Brief
Nothing but an exact repetition of the listing should be returned.

Material for this exercise
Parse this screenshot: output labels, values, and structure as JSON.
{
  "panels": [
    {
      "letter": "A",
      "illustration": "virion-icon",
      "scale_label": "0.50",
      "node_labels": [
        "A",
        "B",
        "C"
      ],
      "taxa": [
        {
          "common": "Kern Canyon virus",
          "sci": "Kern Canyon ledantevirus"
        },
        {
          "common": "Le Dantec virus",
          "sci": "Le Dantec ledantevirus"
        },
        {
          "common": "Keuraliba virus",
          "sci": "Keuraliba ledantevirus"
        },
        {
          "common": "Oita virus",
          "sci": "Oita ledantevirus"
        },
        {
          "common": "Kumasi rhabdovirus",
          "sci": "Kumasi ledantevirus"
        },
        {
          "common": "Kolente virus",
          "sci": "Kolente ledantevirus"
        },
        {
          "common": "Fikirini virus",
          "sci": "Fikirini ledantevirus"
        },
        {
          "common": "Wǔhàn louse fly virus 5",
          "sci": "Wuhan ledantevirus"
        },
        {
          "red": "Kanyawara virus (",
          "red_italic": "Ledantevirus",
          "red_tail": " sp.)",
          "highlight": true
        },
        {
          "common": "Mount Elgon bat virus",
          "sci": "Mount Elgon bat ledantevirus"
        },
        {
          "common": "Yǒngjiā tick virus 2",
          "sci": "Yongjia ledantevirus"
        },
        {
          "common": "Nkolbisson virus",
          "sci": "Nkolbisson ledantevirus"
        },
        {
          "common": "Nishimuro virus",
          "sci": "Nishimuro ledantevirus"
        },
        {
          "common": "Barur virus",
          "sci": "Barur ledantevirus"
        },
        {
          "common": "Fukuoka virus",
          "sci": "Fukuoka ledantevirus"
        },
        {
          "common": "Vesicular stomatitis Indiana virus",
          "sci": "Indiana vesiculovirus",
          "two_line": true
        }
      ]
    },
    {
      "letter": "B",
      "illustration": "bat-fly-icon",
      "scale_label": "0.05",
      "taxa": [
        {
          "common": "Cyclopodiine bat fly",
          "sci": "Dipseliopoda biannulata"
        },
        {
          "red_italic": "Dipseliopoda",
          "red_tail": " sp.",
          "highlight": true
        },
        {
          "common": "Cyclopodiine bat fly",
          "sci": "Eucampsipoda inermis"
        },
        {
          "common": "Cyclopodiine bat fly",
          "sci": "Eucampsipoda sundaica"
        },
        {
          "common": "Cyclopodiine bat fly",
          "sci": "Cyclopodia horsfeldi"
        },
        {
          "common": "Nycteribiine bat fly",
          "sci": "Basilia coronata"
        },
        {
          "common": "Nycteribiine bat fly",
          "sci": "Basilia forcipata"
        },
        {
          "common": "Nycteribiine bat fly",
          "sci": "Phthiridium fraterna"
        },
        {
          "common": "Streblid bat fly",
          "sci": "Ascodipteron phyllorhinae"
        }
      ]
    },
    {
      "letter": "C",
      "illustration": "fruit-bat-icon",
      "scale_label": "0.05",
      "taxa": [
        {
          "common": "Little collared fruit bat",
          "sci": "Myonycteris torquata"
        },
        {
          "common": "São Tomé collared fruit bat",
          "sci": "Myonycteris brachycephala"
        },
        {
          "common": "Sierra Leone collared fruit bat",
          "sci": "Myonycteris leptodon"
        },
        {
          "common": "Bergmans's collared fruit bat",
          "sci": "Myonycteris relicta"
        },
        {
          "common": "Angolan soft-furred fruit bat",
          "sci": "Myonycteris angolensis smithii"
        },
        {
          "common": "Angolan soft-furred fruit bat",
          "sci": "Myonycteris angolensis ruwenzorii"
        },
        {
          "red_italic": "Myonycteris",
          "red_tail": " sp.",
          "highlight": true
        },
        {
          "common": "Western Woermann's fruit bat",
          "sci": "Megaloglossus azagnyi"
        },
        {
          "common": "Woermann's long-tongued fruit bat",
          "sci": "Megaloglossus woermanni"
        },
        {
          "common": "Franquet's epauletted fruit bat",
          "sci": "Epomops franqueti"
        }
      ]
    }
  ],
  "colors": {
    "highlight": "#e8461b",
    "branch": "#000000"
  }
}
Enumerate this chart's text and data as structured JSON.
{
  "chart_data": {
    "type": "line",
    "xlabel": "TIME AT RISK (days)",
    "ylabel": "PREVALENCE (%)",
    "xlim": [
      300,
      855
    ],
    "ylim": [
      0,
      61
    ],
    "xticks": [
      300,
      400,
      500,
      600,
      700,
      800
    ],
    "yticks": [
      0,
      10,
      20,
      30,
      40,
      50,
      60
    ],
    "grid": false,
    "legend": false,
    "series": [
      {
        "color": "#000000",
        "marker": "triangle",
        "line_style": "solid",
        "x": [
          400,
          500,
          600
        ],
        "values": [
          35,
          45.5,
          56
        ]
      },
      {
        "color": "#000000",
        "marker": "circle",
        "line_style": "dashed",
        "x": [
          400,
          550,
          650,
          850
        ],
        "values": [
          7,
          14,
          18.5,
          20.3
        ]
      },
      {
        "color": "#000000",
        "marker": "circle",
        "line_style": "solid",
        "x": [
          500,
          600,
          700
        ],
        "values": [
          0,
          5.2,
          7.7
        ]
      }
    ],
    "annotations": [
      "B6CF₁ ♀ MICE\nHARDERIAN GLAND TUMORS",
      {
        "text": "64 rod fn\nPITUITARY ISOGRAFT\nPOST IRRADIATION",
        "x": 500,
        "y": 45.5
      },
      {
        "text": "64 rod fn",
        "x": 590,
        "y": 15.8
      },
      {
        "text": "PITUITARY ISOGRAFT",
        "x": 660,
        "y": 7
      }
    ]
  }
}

Your response
Parse this screenshot: output labels, values, and structure as JSON.
{
  "panels": [
    {
      "letter": "A",
      "illustration": "virion-icon",
      "scale_label": "0.50",
      "node_labels": [
        "A",
        "B",
        "C"
      ],
      "taxa": [
        {
          "common": "Kern Canyon virus",
          "sci": "Kern Canyon ledantevirus"
        },
        {
          "common": "Le Dantec virus",
          "sci": "Le Dantec ledantevirus"
        },
        {
          "common": "Keuraliba virus",
          "sci": "Keuraliba ledantevirus"
        },
        {
          "common": "Oita virus",
          "sci": "Oita ledantevirus"
        },
        {
          "common": "Kumasi rhabdovirus",
          "sci": "Kumasi ledantevirus"
        },
        {
          "common": "Kolente virus",
          "sci": "Kolente ledantevirus"
        },
        {
          "common": "Fikirini virus",
          "sci": "Fikirini ledantevirus"
        },
        {
          "common": "Wǔhàn louse fly virus 5",
          "sci": "Wuhan ledantevirus"
        },
        {
          "red": "Kanyawara virus (",
          "red_italic": "Ledantevirus",
          "red_tail": " sp.)",
          "highlight": true
        },
        {
          "common": "Mount Elgon bat virus",
          "sci": "Mount Elgon bat ledantevirus"
        },
        {
          "common": "Yǒngjiā tick virus 2",
          "sci": "Yongjia ledantevirus"
        },
        {
          "common": "Nkolbisson virus",
          "sci": "Nkolbisson ledantevirus"
        },
        {
          "common": "Nishimuro virus",
          "sci": "Nishimuro ledantevirus"
        },
        {
          "common": "Barur virus",
          "sci": "Barur ledantevirus"
        },
        {
          "common": "Fukuoka virus",
          "sci": "Fukuoka ledantevirus"
        },
        {
          "common": "Vesicular stomatitis Indiana virus",
          "sci": "Indiana vesiculovirus",
          "two_line": true
        }
      ]
    },
    {
      "letter": "B",
      "illustration": "bat-fly-icon",
      "scale_label": "0.05",
      "taxa": [
        {
          "common": "Cyclopodiine bat fly",
          "sci": "Dipseliopoda biannulata"
        },
        {
          "red_italic": "Dipseliopoda",
          "red_tail": " sp.",
          "highlight": true
        },
        {
          "common": "Cyclopodiine bat fly",
          "sci": "Eucampsipoda inermis"
        },
        {
          "common": "Cyclopodiine bat fly",
          "sci": "Eucampsipoda sundaica"
        },
        {
          "common": "Cyclopodiine bat fly",
          "sci": "Cyclopodia horsfeldi"
        },
        {
          "common": "Nycteribiine bat fly",
          "sci": "Basilia coronata"
        },
        {
          "common": "Nycteribiine bat fly",
          "sci": "Basilia forcipata"
        },
        {
          "common": "Nycteribiine bat fly",
          "sci": "Phthiridium fraterna"
        },
        {
          "common": "Streblid bat fly",
          "sci": "Ascodipteron phyllorhinae"
        }
      ]
    },
    {
      "letter": "C",
      "illustration": "fruit-bat-icon",
      "scale_label": "0.05",
      "taxa": [
        {
          "common": "Little collared fruit bat",
          "sci": "Myonycteris torquata"
        },
        {
          "common": "São Tomé collared fruit bat",
          "sci": "Myonycteris brachycephala"
        },
        {
          "common": "Sierra Leone collared fruit bat",
          "sci": "Myonycteris leptodon"
        },
        {
          "common": "Bergmans's collared fruit bat",
          "sci": "Myonycteris relicta"
        },
        {
          "common": "Angolan soft-furred fruit bat",
          "sci": "Myonycteris angolensis smithii"
        },
        {
          "common": "Angolan soft-furred fruit bat",
          "sci": "Myonycteris angolensis ruwenzorii"
        },
        {
          "red_italic": "Myonycteris",
          "red_tail": " sp.",
          "highlight": true
        },
        {
          "common": "Western Woermann's fruit bat",
          "sci": "Megaloglossus azagnyi"
        },
        {
          "common": "Woermann's long-tongued fruit bat",
          "sci": "Megaloglossus woermanni"
        },
        {
          "common": "Franquet's epauletted fruit bat",
          "sci": "Epomops franqueti"
        }
      ]
    }
  ],
  "colors": {
    "highlight": "#e8461b",
    "branch": "#000000"
  }
}
Enumerate this chart's text and data as structured JSON.
{
  "chart_data": {
    "type": "line",
    "xlabel": "TIME AT RISK (days)",
    "ylabel": "PREVALENCE (%)",
    "xlim": [
      300,
      855
    ],
    "ylim": [
      0,
      61
    ],
    "xticks": [
      300,
      400,
      500,
      600,
      700,
      800
    ],
    "yticks": [
      0,
      10,
      20,
      30,
      40,
      50,
      60
    ],
    "grid": false,
    "legend": false,
    "series": [
      {
        "color": "#000000",
        "marker": "triangle",
        "line_style": "solid",
        "x": [
          400,
          500,
          600
        ],
        "values": [
          35,
          45.5,
          56
        ]
      },
      {
        "color": "#000000",
        "marker": "circle",
        "line_style": "dashed",
        "x": [
          400,
          550,
          650,
          850
        ],
        "values": [
          7,
          14,
          18.5,
          20.3
        ]
      },
      {
        "color": "#000000",
        "marker": "circle",
        "line_style": "solid",
        "x": [
          500,
          600,
          700
        ],
        "values": [
          0,
          5.2,
          7.7
        ]
      }
    ],
    "annotations": [
      "B6CF₁ ♀ MICE\nHARDERIAN GLAND TUMORS",
      {
        "text": "64 rod fn\nPITUITARY ISOGRAFT\nPOST IRRADIATION",
        "x": 500,
        "y": 45.5
      },
      {
        "text": "64 rod fn",
        "x": 590,
        "y": 15.8
      },
      {
        "text": "PITUITARY ISOGRAFT",
        "x": 660,
        "y": 7
      }
    ]
  }
}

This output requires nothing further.